● Excerpted records:

┏━━

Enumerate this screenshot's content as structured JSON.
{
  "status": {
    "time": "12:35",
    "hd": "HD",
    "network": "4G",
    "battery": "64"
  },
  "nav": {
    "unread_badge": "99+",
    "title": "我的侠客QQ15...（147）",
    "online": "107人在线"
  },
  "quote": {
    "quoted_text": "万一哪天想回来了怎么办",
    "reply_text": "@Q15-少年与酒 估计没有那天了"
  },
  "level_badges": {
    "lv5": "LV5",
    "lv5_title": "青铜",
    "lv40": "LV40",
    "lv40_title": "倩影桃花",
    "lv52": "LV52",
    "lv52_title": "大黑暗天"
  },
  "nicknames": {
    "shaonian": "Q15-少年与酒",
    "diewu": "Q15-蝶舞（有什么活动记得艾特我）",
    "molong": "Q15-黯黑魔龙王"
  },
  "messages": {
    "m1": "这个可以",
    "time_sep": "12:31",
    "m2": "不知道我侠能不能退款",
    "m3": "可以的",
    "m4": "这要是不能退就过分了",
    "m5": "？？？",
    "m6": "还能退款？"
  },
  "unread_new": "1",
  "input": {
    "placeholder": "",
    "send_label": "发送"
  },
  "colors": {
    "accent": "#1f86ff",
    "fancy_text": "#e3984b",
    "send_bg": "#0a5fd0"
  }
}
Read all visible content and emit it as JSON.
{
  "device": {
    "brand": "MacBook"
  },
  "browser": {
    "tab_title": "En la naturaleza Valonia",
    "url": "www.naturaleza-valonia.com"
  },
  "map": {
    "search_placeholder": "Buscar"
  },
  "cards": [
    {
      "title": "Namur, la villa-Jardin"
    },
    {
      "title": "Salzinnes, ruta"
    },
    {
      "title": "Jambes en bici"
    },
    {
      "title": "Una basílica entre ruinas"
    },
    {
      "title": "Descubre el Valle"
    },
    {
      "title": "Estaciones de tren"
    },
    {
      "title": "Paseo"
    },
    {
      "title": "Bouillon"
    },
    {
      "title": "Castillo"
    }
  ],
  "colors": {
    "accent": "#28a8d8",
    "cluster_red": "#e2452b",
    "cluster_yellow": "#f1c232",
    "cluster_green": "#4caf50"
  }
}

┗━━

● Do this: Of the lines in the material, how many hold the word "JSON"? Reply with the number only.

● Solution below: 2